» Aim of the exercise
Restate each entry below exactly; pictures stay out of the copy.

Dataset items:
+--
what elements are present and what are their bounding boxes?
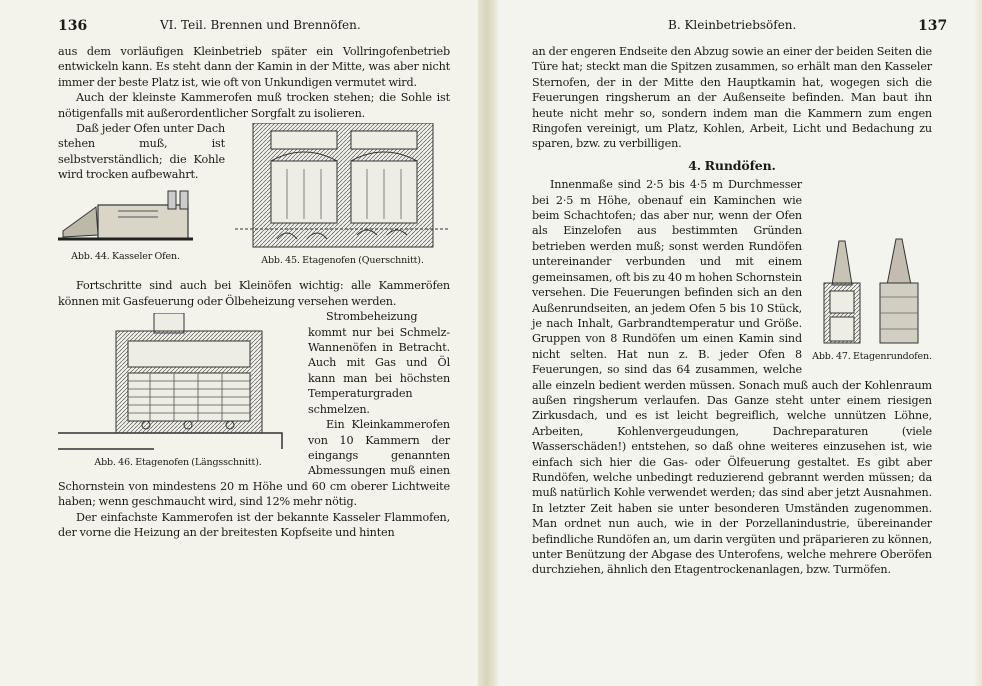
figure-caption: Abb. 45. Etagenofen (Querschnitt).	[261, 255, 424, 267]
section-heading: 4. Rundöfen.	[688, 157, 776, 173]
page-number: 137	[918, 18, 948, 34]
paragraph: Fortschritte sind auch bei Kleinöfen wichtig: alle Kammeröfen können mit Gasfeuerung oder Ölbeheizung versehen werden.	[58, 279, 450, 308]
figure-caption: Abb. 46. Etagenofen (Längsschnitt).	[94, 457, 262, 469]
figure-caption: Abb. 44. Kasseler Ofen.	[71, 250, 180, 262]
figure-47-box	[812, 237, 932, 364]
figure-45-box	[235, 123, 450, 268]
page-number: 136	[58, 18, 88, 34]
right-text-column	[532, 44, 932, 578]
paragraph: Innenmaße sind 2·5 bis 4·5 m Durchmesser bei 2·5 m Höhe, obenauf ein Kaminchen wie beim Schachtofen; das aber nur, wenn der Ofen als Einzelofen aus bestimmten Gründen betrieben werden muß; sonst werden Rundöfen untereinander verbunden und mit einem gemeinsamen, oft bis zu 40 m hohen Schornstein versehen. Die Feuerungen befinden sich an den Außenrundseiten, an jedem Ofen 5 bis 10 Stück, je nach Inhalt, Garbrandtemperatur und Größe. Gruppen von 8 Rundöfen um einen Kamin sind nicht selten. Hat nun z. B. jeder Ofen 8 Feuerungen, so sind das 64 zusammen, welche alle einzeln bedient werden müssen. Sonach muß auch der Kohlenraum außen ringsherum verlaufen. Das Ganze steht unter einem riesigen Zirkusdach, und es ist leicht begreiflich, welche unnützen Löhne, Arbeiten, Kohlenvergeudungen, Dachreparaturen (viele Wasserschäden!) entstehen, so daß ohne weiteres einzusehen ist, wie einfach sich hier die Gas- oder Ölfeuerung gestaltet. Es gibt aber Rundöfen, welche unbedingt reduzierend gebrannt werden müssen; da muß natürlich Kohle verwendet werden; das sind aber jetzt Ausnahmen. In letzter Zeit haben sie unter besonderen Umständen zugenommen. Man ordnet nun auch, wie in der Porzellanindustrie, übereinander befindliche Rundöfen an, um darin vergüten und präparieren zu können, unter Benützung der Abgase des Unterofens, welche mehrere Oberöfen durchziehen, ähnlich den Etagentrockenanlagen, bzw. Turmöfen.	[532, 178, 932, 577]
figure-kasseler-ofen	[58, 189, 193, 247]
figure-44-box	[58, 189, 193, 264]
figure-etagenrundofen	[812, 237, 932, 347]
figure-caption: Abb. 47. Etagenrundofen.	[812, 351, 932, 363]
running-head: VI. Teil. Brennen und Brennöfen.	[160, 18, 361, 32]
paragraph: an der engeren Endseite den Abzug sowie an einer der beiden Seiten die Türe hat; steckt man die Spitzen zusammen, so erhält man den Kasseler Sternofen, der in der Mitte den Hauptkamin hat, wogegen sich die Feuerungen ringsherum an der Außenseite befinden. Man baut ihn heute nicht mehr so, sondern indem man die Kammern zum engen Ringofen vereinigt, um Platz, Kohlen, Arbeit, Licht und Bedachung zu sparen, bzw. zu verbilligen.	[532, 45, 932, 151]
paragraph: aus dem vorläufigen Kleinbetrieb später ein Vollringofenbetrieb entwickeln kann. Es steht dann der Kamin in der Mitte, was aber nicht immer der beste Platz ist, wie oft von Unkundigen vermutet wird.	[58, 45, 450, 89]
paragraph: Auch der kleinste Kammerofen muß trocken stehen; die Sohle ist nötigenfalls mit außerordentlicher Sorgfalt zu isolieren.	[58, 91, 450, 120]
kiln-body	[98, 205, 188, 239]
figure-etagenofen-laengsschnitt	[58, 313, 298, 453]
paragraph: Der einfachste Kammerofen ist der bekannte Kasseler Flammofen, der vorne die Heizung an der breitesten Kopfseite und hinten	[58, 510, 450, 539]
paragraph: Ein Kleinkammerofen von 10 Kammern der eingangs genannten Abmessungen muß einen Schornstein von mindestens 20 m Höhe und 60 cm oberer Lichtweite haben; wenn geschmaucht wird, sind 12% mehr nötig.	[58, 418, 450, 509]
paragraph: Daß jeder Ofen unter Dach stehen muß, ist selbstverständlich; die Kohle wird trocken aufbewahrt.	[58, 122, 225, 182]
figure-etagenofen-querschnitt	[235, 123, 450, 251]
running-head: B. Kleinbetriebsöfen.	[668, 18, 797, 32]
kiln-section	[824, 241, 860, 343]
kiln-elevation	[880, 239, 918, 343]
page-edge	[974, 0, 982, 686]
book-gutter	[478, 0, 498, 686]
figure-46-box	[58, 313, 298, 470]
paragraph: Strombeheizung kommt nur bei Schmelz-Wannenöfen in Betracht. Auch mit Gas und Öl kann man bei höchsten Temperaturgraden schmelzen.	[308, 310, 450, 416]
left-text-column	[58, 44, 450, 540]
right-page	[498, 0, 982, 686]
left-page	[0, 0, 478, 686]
+--
» Result for this task
what elements are present and what are their bounding boxes?
figure-caption: Abb. 45. Etagenofen (Querschnitt).	[261, 255, 424, 267]
section-heading: 4. Rundöfen.	[688, 157, 776, 173]
page-number: 137	[918, 18, 948, 34]
paragraph: Fortschritte sind auch bei Kleinöfen wichtig: alle Kammeröfen können mit Gasfeuerung oder Ölbeheizung versehen werden.	[58, 279, 450, 308]
figure-caption: Abb. 46. Etagenofen (Längsschnitt).	[94, 457, 262, 469]
figure-caption: Abb. 44. Kasseler Ofen.	[71, 250, 180, 262]
figure-47-box	[812, 237, 932, 364]
figure-45-box	[235, 123, 450, 268]
page-number: 136	[58, 18, 88, 34]
right-text-column	[532, 44, 932, 578]
paragraph: Innenmaße sind 2·5 bis 4·5 m Durchmesser bei 2·5 m Höhe, obenauf ein Kaminchen wie beim Schachtofen; das aber nur, wenn der Ofen als Einzelofen aus bestimmten Gründen betrieben werden muß; sonst werden Rundöfen untereinander verbunden und mit einem gemeinsamen, oft bis zu 40 m hohen Schornstein versehen. Die Feuerungen befinden sich an den Außenrundseiten, an jedem Ofen 5 bis 10 Stück, je nach Inhalt, Garbrandtemperatur und Größe. Gruppen von 8 Rundöfen um einen Kamin sind nicht selten. Hat nun z. B. jeder Ofen 8 Feuerungen, so sind das 64 zusammen, welche alle einzeln bedient werden müssen. Sonach muß auch der Kohlenraum außen ringsherum verlaufen. Das Ganze steht unter einem riesigen Zirkusdach, und es ist leicht begreiflich, welche unnützen Löhne, Arbeiten, Kohlenvergeudungen, Dachreparaturen (viele Wasserschäden!) entstehen, so daß ohne weiteres einzusehen ist, wie einfach sich hier die Gas- oder Ölfeuerung gestaltet. Es gibt aber Rundöfen, welche unbedingt reduzierend gebrannt werden müssen; da muß natürlich Kohle verwendet werden; das sind aber jetzt Ausnahmen. In letzter Zeit haben sie unter besonderen Umständen zugenommen. Man ordnet nun auch, wie in der Porzellanindustrie, übereinander befindliche Rundöfen an, um darin vergüten und präparieren zu können, unter Benützung der Abgase des Unterofens, welche mehrere Oberöfen durchziehen, ähnlich den Etagentrockenanlagen, bzw. Turmöfen.	[532, 178, 932, 577]
figure-kasseler-ofen	[58, 189, 193, 247]
figure-44-box	[58, 189, 193, 264]
figure-etagenrundofen	[812, 237, 932, 347]
figure-caption: Abb. 47. Etagenrundofen.	[812, 351, 932, 363]
running-head: VI. Teil. Brennen und Brennöfen.	[160, 18, 361, 32]
paragraph: an der engeren Endseite den Abzug sowie an einer der beiden Seiten die Türe hat; steckt man die Spitzen zusammen, so erhält man den Kasseler Sternofen, der in der Mitte den Hauptkamin hat, wogegen sich die Feuerungen ringsherum an der Außenseite befinden. Man baut ihn heute nicht mehr so, sondern indem man die Kammern zum engen Ringofen vereinigt, um Platz, Kohlen, Arbeit, Licht und Bedachung zu sparen, bzw. zu verbilligen.	[532, 45, 932, 151]
paragraph: aus dem vorläufigen Kleinbetrieb später ein Vollringofenbetrieb entwickeln kann. Es steht dann der Kamin in der Mitte, was aber nicht immer der beste Platz ist, wie oft von Unkundigen vermutet wird.	[58, 45, 450, 89]
paragraph: Auch der kleinste Kammerofen muß trocken stehen; die Sohle ist nötigenfalls mit außerordentlicher Sorgfalt zu isolieren.	[58, 91, 450, 120]
kiln-body	[98, 205, 188, 239]
figure-etagenofen-laengsschnitt	[58, 313, 298, 453]
paragraph: Der einfachste Kammerofen ist der bekannte Kasseler Flammofen, der vorne die Heizung an der breitesten Kopfseite und hinten	[58, 510, 450, 539]
paragraph: Ein Kleinkammerofen von 10 Kammern der eingangs genannten Abmessungen muß einen Schornstein von mindestens 20 m Höhe und 60 cm oberer Lichtweite haben; wenn geschmaucht wird, sind 12% mehr nötig.	[58, 418, 450, 509]
paragraph: Daß jeder Ofen unter Dach stehen muß, ist selbstverständlich; die Kohle wird trocken aufbewahrt.	[58, 122, 225, 182]
figure-etagenofen-querschnitt	[235, 123, 450, 251]
running-head: B. Kleinbetriebsöfen.	[668, 18, 797, 32]
kiln-section	[824, 241, 860, 343]
kiln-elevation	[880, 239, 918, 343]
page-edge	[974, 0, 982, 686]
book-gutter	[478, 0, 498, 686]
figure-46-box	[58, 313, 298, 470]
paragraph: Strombeheizung kommt nur bei Schmelz-Wannenöfen in Betracht. Auch mit Gas und Öl kann man bei höchsten Temperaturgraden schmelzen.	[308, 310, 450, 416]
left-text-column	[58, 44, 450, 540]
right-page	[498, 0, 982, 686]
left-page	[0, 0, 478, 686]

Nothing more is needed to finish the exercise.